■ Entries supplied:
■ ■ ■ ■

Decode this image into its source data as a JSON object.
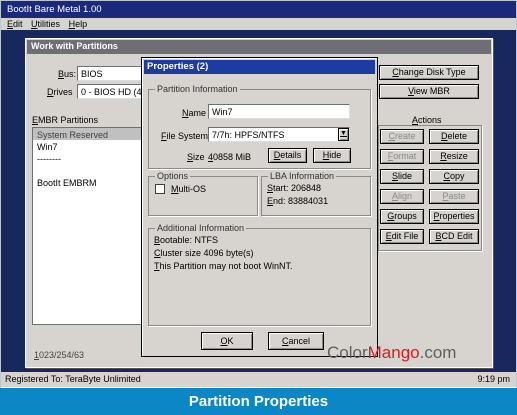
{
  "app": {
    "title": "BootIt Bare Metal 1.00",
    "menu": [
      "Edit",
      "Utilities",
      "Help"
    ]
  },
  "main_window": {
    "title": "Work with Partitions",
    "bus_label": "Bus:",
    "bus_value": "BIOS",
    "drives_label": "Drives",
    "drives_value": "0 - BIOS HD (4",
    "embr_label": "EMBR Partitions",
    "partitions": [
      "System Reserved",
      "Win7",
      "--------",
      "",
      "BootIt EMBRM"
    ],
    "geometry": "1023/254/63",
    "buttons_top": [
      "Change Disk Type",
      "View MBR"
    ],
    "actions_label": "Actions",
    "actions": [
      [
        "Create",
        "Delete"
      ],
      [
        "Format",
        "Resize"
      ],
      [
        "Slide",
        "Copy"
      ],
      [
        "Align",
        "Paste"
      ],
      [
        "Groups",
        "Properties"
      ],
      [
        "Edit File",
        "BCD Edit"
      ]
    ]
  },
  "dialog": {
    "title": "Properties (2)",
    "partition_info": {
      "label": "Partition Information",
      "name_label": "Name",
      "name_value": "Win7",
      "fs_label": "File System",
      "fs_value": "7/7h: HPFS/NTFS",
      "size_label": "Size",
      "size_value": "40858 MiB",
      "details_button": "Details",
      "hide_button": "Hide"
    },
    "options": {
      "label": "Options",
      "multi_os": "Multi-OS"
    },
    "lba": {
      "label": "LBA Information",
      "start": "Start: 206848",
      "end": "End: 83884031"
    },
    "additional": {
      "label": "Additional Information",
      "lines": [
        "Bootable: NTFS",
        "Cluster size 4096 byte(s)",
        "This Partition may not boot WinNT."
      ]
    },
    "ok_button": "OK",
    "cancel_button": "Cancel"
  },
  "status": {
    "registered": "Registered To: TeraByte Unlimited",
    "time": "9:19 pm"
  },
  "watermark": {
    "a": "Color",
    "b": "Mango",
    "c": ".com"
  },
  "caption": "Partition Properties"
}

■ ■ ■ ■

■ What needs to be done: Transcribe the entries above verbatim, omitting their pictures.

■ Solution:
Decode this image into its source data as a JSON object.
{
  "app": {
    "title": "BootIt Bare Metal 1.00",
    "menu": [
      "Edit",
      "Utilities",
      "Help"
    ]
  },
  "main_window": {
    "title": "Work with Partitions",
    "bus_label": "Bus:",
    "bus_value": "BIOS",
    "drives_label": "Drives",
    "drives_value": "0 - BIOS HD (4",
    "embr_label": "EMBR Partitions",
    "partitions": [
      "System Reserved",
      "Win7",
      "--------",
      "",
      "BootIt EMBRM"
    ],
    "geometry": "1023/254/63",
    "buttons_top": [
      "Change Disk Type",
      "View MBR"
    ],
    "actions_label": "Actions",
    "actions": [
      [
        "Create",
        "Delete"
      ],
      [
        "Format",
        "Resize"
      ],
      [
        "Slide",
        "Copy"
      ],
      [
        "Align",
        "Paste"
      ],
      [
        "Groups",
        "Properties"
      ],
      [
        "Edit File",
        "BCD Edit"
      ]
    ]
  },
  "dialog": {
    "title": "Properties (2)",
    "partition_info": {
      "label": "Partition Information",
      "name_label": "Name",
      "name_value": "Win7",
      "fs_label": "File System",
      "fs_value": "7/7h: HPFS/NTFS",
      "size_label": "Size",
      "size_value": "40858 MiB",
      "details_button": "Details",
      "hide_button": "Hide"
    },
    "options": {
      "label": "Options",
      "multi_os": "Multi-OS"
    },
    "lba": {
      "label": "LBA Information",
      "start": "Start: 206848",
      "end": "End: 83884031"
    },
    "additional": {
      "label": "Additional Information",
      "lines": [
        "Bootable: NTFS",
        "Cluster size 4096 byte(s)",
        "This Partition may not boot WinNT."
      ]
    },
    "ok_button": "OK",
    "cancel_button": "Cancel"
  },
  "status": {
    "registered": "Registered To: TeraByte Unlimited",
    "time": "9:19 pm"
  },
  "watermark": {
    "a": "Color",
    "b": "Mango",
    "c": ".com"
  },
  "caption": "Partition Properties"
}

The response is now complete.